## Stated goal
In the material below, change every "motorcycle-icon" to "scooter-icon" and keep everything else the same.

<<<<

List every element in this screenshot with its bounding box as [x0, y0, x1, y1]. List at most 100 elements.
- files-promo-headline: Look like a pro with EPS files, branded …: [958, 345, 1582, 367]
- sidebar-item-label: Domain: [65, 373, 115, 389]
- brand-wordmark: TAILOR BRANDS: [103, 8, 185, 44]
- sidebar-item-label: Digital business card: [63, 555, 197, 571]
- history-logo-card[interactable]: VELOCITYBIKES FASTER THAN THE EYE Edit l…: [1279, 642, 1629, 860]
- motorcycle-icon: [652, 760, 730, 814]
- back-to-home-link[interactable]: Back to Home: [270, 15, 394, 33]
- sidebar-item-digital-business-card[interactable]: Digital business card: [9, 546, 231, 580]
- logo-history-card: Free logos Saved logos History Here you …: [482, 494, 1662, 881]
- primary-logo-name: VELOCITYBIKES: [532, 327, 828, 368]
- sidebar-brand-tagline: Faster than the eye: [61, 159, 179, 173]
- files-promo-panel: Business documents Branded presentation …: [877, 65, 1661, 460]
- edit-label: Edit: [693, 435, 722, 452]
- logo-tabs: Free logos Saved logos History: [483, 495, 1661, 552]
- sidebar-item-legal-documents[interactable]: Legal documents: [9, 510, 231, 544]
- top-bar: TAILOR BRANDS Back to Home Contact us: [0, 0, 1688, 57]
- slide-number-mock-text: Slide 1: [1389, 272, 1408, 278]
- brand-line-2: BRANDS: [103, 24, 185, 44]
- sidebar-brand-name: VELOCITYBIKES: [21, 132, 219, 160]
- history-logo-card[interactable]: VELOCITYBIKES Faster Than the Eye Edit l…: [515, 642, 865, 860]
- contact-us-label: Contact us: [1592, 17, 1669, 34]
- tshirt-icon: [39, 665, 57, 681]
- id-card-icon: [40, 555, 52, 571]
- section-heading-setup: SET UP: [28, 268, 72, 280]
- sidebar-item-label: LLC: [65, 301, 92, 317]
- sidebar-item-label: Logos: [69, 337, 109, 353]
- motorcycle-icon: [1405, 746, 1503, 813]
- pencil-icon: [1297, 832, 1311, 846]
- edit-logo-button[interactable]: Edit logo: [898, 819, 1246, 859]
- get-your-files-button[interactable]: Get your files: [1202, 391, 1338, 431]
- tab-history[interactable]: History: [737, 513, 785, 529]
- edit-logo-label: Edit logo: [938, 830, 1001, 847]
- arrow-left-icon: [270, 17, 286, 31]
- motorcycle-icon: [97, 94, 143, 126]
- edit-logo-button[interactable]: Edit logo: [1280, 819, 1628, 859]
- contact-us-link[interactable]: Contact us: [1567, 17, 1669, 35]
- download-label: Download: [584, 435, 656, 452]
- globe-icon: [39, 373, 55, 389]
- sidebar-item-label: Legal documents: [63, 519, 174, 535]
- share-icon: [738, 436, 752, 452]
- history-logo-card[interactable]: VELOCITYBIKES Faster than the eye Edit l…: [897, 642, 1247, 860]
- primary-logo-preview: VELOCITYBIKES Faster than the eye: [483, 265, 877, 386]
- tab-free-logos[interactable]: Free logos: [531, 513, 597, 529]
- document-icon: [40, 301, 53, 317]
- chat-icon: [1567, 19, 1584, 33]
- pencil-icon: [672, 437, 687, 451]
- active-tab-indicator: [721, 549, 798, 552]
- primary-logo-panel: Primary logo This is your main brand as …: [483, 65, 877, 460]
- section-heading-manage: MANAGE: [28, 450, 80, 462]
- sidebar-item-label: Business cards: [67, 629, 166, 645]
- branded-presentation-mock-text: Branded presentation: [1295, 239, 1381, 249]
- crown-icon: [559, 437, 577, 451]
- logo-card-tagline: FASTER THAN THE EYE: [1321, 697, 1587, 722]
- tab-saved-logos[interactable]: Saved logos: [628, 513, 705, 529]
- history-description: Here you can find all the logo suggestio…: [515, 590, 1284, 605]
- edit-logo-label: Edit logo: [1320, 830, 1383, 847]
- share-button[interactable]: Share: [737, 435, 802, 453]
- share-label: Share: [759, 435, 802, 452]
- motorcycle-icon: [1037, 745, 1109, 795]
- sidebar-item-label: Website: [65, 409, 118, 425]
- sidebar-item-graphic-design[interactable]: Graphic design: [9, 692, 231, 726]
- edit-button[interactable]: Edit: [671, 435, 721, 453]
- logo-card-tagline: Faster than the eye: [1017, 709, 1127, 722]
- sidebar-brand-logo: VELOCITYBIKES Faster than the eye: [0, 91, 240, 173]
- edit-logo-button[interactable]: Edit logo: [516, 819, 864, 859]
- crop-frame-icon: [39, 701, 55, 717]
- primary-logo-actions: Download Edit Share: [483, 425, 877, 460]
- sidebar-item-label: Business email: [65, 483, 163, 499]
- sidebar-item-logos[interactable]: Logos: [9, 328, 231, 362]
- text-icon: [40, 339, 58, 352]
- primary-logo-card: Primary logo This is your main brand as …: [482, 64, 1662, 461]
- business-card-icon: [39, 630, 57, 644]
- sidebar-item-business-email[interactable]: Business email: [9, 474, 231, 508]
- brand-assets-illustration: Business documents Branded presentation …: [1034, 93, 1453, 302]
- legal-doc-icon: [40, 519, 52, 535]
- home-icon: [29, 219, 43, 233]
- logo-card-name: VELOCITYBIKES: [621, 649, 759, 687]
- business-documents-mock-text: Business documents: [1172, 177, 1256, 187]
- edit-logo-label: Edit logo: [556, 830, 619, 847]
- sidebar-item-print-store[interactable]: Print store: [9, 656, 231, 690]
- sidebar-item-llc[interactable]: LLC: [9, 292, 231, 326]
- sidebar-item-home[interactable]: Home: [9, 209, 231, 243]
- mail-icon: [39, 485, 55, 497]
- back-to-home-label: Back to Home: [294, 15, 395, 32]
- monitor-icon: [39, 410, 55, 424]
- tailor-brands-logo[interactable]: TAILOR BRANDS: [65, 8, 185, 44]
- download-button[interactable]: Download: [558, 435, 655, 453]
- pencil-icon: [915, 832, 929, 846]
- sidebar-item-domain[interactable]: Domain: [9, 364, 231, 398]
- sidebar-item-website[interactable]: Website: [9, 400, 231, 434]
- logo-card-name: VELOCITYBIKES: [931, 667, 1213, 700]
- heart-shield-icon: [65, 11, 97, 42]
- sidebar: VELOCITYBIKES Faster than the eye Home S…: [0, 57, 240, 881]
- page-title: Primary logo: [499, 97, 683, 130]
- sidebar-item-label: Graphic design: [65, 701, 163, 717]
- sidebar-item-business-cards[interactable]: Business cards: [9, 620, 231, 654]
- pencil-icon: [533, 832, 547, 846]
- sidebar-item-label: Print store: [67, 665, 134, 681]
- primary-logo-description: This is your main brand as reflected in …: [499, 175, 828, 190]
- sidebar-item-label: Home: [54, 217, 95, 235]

>>>>

## Written response
List every element in this screenshot with its bounding box as [x0, y0, x1, y1]. List at most 100 elements.
- files-promo-headline: Look like a pro with EPS files, branded …: [958, 345, 1582, 367]
- sidebar-item-label: Domain: [65, 373, 115, 389]
- brand-wordmark: TAILOR BRANDS: [103, 8, 185, 44]
- sidebar-item-label: Digital business card: [63, 555, 197, 571]
- history-logo-card[interactable]: VELOCITYBIKES FASTER THAN THE EYE Edit l…: [1279, 642, 1629, 860]
- scooter-icon: [652, 760, 730, 814]
- back-to-home-link[interactable]: Back to Home: [270, 15, 394, 33]
- sidebar-item-digital-business-card[interactable]: Digital business card: [9, 546, 231, 580]
- logo-history-card: Free logos Saved logos History Here you …: [482, 494, 1662, 881]
- primary-logo-name: VELOCITYBIKES: [532, 327, 828, 368]
- sidebar-brand-tagline: Faster than the eye: [61, 159, 179, 173]
- files-promo-panel: Business documents Branded presentation …: [877, 65, 1661, 460]
- edit-label: Edit: [693, 435, 722, 452]
- logo-tabs: Free logos Saved logos History: [483, 495, 1661, 552]
- sidebar-item-legal-documents[interactable]: Legal documents: [9, 510, 231, 544]
- top-bar: TAILOR BRANDS Back to Home Contact us: [0, 0, 1688, 57]
- slide-number-mock-text: Slide 1: [1389, 272, 1408, 278]
- brand-line-2: BRANDS: [103, 24, 185, 44]
- sidebar-brand-name: VELOCITYBIKES: [21, 132, 219, 160]
- history-logo-card[interactable]: VELOCITYBIKES Faster Than the Eye Edit l…: [515, 642, 865, 860]
- contact-us-label: Contact us: [1592, 17, 1669, 34]
- tshirt-icon: [39, 665, 57, 681]
- id-card-icon: [40, 555, 52, 571]
- section-heading-setup: SET UP: [28, 268, 72, 280]
- sidebar-item-label: LLC: [65, 301, 92, 317]
- sidebar-item-label: Logos: [69, 337, 109, 353]
- scooter-icon: [1405, 746, 1503, 813]
- pencil-icon: [1297, 832, 1311, 846]
- edit-logo-button[interactable]: Edit logo: [898, 819, 1246, 859]
- get-your-files-button[interactable]: Get your files: [1202, 391, 1338, 431]
- tab-history[interactable]: History: [737, 513, 785, 529]
- edit-logo-label: Edit logo: [938, 830, 1001, 847]
- arrow-left-icon: [270, 17, 286, 31]
- scooter-icon: [97, 94, 143, 126]
- edit-logo-button[interactable]: Edit logo: [1280, 819, 1628, 859]
- contact-us-link[interactable]: Contact us: [1567, 17, 1669, 35]
- download-label: Download: [584, 435, 656, 452]
- globe-icon: [39, 373, 55, 389]
- sidebar-item-label: Legal documents: [63, 519, 174, 535]
- share-icon: [738, 436, 752, 452]
- history-logo-card[interactable]: VELOCITYBIKES Faster than the eye Edit l…: [897, 642, 1247, 860]
- primary-logo-preview: VELOCITYBIKES Faster than the eye: [483, 265, 877, 386]
- tab-free-logos[interactable]: Free logos: [531, 513, 597, 529]
- document-icon: [40, 301, 53, 317]
- chat-icon: [1567, 19, 1584, 33]
- pencil-icon: [672, 437, 687, 451]
- active-tab-indicator: [721, 549, 798, 552]
- primary-logo-panel: Primary logo This is your main brand as …: [483, 65, 877, 460]
- section-heading-manage: MANAGE: [28, 450, 80, 462]
- sidebar-item-label: Business cards: [67, 629, 166, 645]
- branded-presentation-mock-text: Branded presentation: [1295, 239, 1381, 249]
- crown-icon: [559, 437, 577, 451]
- logo-card-tagline: FASTER THAN THE EYE: [1321, 697, 1587, 722]
- tab-saved-logos[interactable]: Saved logos: [628, 513, 705, 529]
- history-description: Here you can find all the logo suggestio…: [515, 590, 1284, 605]
- edit-logo-label: Edit logo: [1320, 830, 1383, 847]
- share-button[interactable]: Share: [737, 435, 802, 453]
- share-label: Share: [759, 435, 802, 452]
- scooter-icon: [1037, 745, 1109, 795]
- sidebar-item-label: Website: [65, 409, 118, 425]
- sidebar-item-graphic-design[interactable]: Graphic design: [9, 692, 231, 726]
- edit-button[interactable]: Edit: [671, 435, 721, 453]
- logo-card-tagline: Faster than the eye: [1017, 709, 1127, 722]
- sidebar-brand-logo: VELOCITYBIKES Faster than the eye: [0, 91, 240, 173]
- edit-logo-button[interactable]: Edit logo: [516, 819, 864, 859]
- crop-frame-icon: [39, 701, 55, 717]
- primary-logo-actions: Download Edit Share: [483, 425, 877, 460]
- sidebar-item-label: Business email: [65, 483, 163, 499]
- sidebar-item-logos[interactable]: Logos: [9, 328, 231, 362]
- text-icon: [40, 339, 58, 352]
- primary-logo-card: Primary logo This is your main brand as …: [482, 64, 1662, 461]
- business-card-icon: [39, 630, 57, 644]
- sidebar-item-business-email[interactable]: Business email: [9, 474, 231, 508]
- brand-assets-illustration: Business documents Branded presentation …: [1034, 93, 1453, 302]
- legal-doc-icon: [40, 519, 52, 535]
- home-icon: [29, 219, 43, 233]
- logo-card-name: VELOCITYBIKES: [621, 649, 759, 687]
- business-documents-mock-text: Business documents: [1172, 177, 1256, 187]
- edit-logo-label: Edit logo: [556, 830, 619, 847]
- sidebar-item-print-store[interactable]: Print store: [9, 656, 231, 690]
- sidebar-item-llc[interactable]: LLC: [9, 292, 231, 326]
- sidebar-item-home[interactable]: Home: [9, 209, 231, 243]
- mail-icon: [39, 485, 55, 497]
- back-to-home-label: Back to Home: [294, 15, 395, 32]
- monitor-icon: [39, 410, 55, 424]
- tailor-brands-logo[interactable]: TAILOR BRANDS: [65, 8, 185, 44]
- download-button[interactable]: Download: [558, 435, 655, 453]
- pencil-icon: [915, 832, 929, 846]
- sidebar-item-domain[interactable]: Domain: [9, 364, 231, 398]
- sidebar-item-website[interactable]: Website: [9, 400, 231, 434]
- logo-card-name: VELOCITYBIKES: [931, 667, 1213, 700]
- heart-shield-icon: [65, 11, 97, 42]
- sidebar: VELOCITYBIKES Faster than the eye Home S…: [0, 57, 240, 881]
- page-title: Primary logo: [499, 97, 683, 130]
- sidebar-item-label: Graphic design: [65, 701, 163, 717]
- sidebar-item-business-cards[interactable]: Business cards: [9, 620, 231, 654]
- pencil-icon: [533, 832, 547, 846]
- sidebar-item-label: Print store: [67, 665, 134, 681]
- primary-logo-description: This is your main brand as reflected in …: [499, 175, 828, 190]
- sidebar-item-label: Home: [54, 217, 95, 235]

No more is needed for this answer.